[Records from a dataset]
________________

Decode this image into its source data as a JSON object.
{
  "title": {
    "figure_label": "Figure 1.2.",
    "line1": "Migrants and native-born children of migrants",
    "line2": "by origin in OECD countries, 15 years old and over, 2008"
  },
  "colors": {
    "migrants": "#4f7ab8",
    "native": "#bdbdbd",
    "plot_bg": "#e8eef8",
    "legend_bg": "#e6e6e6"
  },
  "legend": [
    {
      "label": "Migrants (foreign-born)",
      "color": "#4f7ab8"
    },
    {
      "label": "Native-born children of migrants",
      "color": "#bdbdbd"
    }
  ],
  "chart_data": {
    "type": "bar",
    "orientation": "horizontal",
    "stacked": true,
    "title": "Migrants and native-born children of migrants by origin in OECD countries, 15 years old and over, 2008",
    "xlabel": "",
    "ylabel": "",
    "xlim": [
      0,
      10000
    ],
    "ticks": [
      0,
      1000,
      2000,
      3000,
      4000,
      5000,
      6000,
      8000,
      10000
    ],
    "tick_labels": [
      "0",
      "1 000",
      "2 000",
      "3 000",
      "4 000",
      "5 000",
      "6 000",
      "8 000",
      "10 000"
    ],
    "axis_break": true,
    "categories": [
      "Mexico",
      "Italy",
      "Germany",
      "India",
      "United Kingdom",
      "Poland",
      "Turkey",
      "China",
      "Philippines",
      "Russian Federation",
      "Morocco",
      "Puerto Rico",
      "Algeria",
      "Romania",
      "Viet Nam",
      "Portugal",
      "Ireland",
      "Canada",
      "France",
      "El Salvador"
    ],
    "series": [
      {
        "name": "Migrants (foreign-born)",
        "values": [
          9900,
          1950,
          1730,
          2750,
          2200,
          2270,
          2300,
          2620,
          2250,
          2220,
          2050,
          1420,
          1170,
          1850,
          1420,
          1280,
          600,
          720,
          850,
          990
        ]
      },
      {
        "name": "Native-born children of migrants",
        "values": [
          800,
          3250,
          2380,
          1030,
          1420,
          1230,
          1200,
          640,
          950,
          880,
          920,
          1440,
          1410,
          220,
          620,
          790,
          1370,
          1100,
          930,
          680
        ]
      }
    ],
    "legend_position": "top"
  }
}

________________

** Directions for this task **
Every line above should be retyped exactly as given.

** Exercise solution **
Decode this image into its source data as a JSON object.
{
  "title": {
    "figure_label": "Figure 1.2.",
    "line1": "Migrants and native-born children of migrants",
    "line2": "by origin in OECD countries, 15 years old and over, 2008"
  },
  "colors": {
    "migrants": "#4f7ab8",
    "native": "#bdbdbd",
    "plot_bg": "#e8eef8",
    "legend_bg": "#e6e6e6"
  },
  "legend": [
    {
      "label": "Migrants (foreign-born)",
      "color": "#4f7ab8"
    },
    {
      "label": "Native-born children of migrants",
      "color": "#bdbdbd"
    }
  ],
  "chart_data": {
    "type": "bar",
    "orientation": "horizontal",
    "stacked": true,
    "title": "Migrants and native-born children of migrants by origin in OECD countries, 15 years old and over, 2008",
    "xlabel": "",
    "ylabel": "",
    "xlim": [
      0,
      10000
    ],
    "ticks": [
      0,
      1000,
      2000,
      3000,
      4000,
      5000,
      6000,
      8000,
      10000
    ],
    "tick_labels": [
      "0",
      "1 000",
      "2 000",
      "3 000",
      "4 000",
      "5 000",
      "6 000",
      "8 000",
      "10 000"
    ],
    "axis_break": true,
    "categories": [
      "Mexico",
      "Italy",
      "Germany",
      "India",
      "United Kingdom",
      "Poland",
      "Turkey",
      "China",
      "Philippines",
      "Russian Federation",
      "Morocco",
      "Puerto Rico",
      "Algeria",
      "Romania",
      "Viet Nam",
      "Portugal",
      "Ireland",
      "Canada",
      "France",
      "El Salvador"
    ],
    "series": [
      {
        "name": "Migrants (foreign-born)",
        "values": [
          9900,
          1950,
          1730,
          2750,
          2200,
          2270,
          2300,
          2620,
          2250,
          2220,
          2050,
          1420,
          1170,
          1850,
          1420,
          1280,
          600,
          720,
          850,
          990
        ]
      },
      {
        "name": "Native-born children of migrants",
        "values": [
          800,
          3250,
          2380,
          1030,
          1420,
          1230,
          1200,
          640,
          950,
          880,
          920,
          1440,
          1410,
          220,
          620,
          790,
          1370,
          1100,
          930,
          680
        ]
      }
    ],
    "legend_position": "top"
  }
}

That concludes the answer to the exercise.